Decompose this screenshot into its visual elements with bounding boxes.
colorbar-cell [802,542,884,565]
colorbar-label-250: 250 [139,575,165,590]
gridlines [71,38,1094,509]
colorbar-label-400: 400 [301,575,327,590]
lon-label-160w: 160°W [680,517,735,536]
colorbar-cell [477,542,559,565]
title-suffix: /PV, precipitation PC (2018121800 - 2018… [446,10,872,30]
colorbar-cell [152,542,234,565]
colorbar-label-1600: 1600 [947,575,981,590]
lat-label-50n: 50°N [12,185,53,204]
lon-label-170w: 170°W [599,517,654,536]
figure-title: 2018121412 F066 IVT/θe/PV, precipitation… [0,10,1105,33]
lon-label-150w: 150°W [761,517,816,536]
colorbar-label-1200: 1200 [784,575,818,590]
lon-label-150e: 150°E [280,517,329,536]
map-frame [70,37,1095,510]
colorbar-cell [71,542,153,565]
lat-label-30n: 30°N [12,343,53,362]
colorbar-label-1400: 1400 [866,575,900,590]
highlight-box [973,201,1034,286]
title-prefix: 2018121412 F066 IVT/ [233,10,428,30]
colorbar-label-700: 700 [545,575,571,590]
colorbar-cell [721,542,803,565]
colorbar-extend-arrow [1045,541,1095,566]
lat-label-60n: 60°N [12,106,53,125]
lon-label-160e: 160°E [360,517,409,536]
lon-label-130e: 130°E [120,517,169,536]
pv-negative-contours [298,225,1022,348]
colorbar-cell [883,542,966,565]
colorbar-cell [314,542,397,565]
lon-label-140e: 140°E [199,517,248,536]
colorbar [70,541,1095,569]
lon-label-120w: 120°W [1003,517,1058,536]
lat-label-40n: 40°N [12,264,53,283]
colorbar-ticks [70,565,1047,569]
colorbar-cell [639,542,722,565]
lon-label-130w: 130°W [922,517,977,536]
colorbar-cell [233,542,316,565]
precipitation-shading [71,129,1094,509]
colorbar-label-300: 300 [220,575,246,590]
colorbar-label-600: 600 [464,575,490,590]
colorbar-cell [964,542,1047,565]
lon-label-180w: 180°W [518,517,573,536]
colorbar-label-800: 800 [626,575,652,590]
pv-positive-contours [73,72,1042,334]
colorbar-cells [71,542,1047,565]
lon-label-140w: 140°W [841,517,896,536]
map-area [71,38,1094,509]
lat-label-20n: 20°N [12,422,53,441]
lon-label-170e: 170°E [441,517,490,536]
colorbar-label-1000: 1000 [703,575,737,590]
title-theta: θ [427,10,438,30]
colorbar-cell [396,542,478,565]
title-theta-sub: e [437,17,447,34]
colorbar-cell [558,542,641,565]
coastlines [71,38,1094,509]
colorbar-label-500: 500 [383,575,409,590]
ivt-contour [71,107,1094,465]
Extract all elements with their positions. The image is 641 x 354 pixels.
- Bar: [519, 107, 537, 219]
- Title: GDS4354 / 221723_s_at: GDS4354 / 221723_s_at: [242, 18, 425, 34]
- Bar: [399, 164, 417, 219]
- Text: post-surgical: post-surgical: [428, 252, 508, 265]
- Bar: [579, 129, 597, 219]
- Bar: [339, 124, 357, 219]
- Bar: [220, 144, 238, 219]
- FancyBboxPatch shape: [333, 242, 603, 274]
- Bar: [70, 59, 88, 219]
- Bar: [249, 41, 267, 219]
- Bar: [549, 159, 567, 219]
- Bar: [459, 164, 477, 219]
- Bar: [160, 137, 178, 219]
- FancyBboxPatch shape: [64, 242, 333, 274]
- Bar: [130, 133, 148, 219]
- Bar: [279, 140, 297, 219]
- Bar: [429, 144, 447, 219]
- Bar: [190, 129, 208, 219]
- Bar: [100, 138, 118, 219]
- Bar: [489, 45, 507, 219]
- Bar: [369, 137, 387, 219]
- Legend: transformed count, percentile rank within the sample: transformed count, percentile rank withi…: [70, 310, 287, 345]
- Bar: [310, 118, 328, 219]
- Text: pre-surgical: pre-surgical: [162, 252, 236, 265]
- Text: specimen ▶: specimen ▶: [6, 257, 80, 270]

EXERCISE INSTRUCTIONS: Reproduce verbatim the rows above, from the first row through the one containing "colorbar-cell [314,542,397,565]", with both ends included.

FINISHED EXERCISE:
Decompose this screenshot into its visual elements with bounding boxes.
colorbar-cell [802,542,884,565]
colorbar-label-250: 250 [139,575,165,590]
gridlines [71,38,1094,509]
colorbar-label-400: 400 [301,575,327,590]
lon-label-160w: 160°W [680,517,735,536]
colorbar-cell [477,542,559,565]
title-suffix: /PV, precipitation PC (2018121800 - 2018… [446,10,872,30]
colorbar-cell [152,542,234,565]
colorbar-label-1600: 1600 [947,575,981,590]
lat-label-50n: 50°N [12,185,53,204]
lon-label-170w: 170°W [599,517,654,536]
figure-title: 2018121412 F066 IVT/θe/PV, precipitation… [0,10,1105,33]
lon-label-150w: 150°W [761,517,816,536]
colorbar-label-1200: 1200 [784,575,818,590]
lon-label-150e: 150°E [280,517,329,536]
map-frame [70,37,1095,510]
colorbar-cell [71,542,153,565]
lat-label-30n: 30°N [12,343,53,362]
colorbar-label-1400: 1400 [866,575,900,590]
highlight-box [973,201,1034,286]
title-prefix: 2018121412 F066 IVT/ [233,10,428,30]
colorbar-label-700: 700 [545,575,571,590]
colorbar-cell [721,542,803,565]
colorbar-extend-arrow [1045,541,1095,566]
lat-label-60n: 60°N [12,106,53,125]
lon-label-160e: 160°E [360,517,409,536]
lon-label-130e: 130°E [120,517,169,536]
pv-negative-contours [298,225,1022,348]
colorbar-cell [883,542,966,565]
colorbar-cell [314,542,397,565]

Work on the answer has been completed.